Layout annotation records:
################

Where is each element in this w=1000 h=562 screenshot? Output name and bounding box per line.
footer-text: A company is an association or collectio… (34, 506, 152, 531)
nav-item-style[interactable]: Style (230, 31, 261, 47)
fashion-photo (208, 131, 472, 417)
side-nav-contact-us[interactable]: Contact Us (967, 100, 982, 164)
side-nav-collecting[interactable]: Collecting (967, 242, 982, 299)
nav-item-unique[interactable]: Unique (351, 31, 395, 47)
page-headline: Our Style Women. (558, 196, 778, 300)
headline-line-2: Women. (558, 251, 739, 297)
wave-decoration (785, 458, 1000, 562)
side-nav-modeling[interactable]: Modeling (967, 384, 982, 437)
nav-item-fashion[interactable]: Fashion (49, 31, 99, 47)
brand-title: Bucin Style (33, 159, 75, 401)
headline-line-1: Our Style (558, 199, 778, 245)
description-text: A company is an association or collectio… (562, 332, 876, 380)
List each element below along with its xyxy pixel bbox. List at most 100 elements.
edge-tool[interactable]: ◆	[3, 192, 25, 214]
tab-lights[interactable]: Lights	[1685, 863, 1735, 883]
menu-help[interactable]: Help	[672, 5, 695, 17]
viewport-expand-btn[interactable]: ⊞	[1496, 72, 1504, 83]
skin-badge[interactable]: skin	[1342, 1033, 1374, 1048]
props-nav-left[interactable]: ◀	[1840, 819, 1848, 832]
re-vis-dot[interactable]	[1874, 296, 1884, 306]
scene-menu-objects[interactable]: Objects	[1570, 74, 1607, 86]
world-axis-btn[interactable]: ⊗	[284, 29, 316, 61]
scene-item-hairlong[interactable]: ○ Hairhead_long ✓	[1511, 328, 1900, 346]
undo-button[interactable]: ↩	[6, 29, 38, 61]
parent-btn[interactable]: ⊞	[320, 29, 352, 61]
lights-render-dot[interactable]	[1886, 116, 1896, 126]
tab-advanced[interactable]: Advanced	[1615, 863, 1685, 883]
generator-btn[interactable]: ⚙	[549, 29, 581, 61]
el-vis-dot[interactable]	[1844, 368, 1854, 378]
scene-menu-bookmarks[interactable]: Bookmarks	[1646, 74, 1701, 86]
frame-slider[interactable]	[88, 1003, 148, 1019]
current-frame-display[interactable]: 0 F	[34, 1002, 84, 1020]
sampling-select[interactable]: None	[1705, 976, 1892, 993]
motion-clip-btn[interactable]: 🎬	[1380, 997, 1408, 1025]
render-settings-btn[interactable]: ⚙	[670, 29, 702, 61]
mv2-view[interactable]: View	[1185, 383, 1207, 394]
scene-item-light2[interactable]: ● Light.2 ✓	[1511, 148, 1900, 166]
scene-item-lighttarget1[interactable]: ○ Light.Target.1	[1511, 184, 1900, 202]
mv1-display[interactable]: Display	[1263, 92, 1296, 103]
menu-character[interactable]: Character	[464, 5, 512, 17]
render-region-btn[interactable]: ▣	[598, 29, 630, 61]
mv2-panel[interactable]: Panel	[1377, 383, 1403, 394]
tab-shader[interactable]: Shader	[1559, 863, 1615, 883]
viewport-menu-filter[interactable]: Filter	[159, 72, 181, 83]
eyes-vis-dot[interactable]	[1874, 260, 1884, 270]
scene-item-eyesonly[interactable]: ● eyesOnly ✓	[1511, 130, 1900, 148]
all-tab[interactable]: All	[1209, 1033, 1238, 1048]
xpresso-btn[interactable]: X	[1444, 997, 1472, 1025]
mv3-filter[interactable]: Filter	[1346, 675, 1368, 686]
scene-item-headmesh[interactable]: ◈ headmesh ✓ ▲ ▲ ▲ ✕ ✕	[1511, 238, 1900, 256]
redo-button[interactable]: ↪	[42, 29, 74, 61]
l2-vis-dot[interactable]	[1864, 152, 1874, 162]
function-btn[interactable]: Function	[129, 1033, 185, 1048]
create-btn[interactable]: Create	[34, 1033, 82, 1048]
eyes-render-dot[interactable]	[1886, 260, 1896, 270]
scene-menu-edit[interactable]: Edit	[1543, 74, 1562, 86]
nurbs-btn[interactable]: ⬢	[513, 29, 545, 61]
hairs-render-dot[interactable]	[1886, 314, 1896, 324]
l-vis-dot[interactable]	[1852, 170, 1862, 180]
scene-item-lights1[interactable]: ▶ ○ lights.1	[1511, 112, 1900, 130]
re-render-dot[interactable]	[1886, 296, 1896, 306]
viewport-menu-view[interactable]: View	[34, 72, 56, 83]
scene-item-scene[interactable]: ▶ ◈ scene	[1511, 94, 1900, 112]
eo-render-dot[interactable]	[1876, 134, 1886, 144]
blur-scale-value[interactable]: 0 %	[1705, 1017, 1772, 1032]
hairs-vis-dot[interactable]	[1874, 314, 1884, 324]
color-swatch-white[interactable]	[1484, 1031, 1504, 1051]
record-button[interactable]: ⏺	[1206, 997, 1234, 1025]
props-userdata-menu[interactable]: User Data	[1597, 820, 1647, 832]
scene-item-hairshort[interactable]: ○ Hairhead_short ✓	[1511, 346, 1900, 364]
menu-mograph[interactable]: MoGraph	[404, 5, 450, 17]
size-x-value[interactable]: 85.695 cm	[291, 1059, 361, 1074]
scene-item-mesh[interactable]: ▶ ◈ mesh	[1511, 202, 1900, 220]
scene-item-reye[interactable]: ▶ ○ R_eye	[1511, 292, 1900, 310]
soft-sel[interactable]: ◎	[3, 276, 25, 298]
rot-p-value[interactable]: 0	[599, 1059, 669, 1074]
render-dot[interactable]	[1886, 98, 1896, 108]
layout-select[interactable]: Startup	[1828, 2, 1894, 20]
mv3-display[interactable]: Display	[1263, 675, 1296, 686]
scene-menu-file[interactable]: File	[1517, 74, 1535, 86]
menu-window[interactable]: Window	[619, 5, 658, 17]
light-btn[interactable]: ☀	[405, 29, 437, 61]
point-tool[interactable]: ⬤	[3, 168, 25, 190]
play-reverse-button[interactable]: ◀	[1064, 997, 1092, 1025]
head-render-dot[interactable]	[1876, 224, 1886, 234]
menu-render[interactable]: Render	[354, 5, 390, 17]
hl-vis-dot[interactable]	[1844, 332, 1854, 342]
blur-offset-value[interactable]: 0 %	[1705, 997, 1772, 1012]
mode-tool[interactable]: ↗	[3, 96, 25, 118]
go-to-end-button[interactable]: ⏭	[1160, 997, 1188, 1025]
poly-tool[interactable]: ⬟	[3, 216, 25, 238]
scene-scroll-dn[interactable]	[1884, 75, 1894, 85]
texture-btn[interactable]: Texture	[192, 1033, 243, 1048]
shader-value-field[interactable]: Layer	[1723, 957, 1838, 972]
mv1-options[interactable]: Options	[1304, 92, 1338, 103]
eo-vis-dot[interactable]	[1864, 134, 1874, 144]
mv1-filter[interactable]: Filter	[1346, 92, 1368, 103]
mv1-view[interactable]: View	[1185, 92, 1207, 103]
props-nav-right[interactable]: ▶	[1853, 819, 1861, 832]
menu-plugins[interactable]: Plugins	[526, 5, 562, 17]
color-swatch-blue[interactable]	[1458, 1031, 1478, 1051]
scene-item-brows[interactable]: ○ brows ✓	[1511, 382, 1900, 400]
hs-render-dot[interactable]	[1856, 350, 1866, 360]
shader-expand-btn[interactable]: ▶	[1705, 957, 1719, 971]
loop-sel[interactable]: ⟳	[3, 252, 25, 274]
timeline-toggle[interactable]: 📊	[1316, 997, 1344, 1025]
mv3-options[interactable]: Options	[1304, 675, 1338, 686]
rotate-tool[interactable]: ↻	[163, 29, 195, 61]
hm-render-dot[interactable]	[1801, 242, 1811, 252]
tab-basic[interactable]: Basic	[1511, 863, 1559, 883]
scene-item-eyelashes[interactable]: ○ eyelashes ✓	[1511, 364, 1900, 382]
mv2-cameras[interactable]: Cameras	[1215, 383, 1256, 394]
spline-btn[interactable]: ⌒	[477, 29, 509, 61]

################

_Given task_. Keep only the lines from the items above that contain the string "display", and copy each of those lines in full.

_Solution to this problem_.
current-frame-display[interactable]: 0 F	[34, 1002, 84, 1020]
mv1-display[interactable]: Display	[1263, 92, 1296, 103]
mv3-display[interactable]: Display	[1263, 675, 1296, 686]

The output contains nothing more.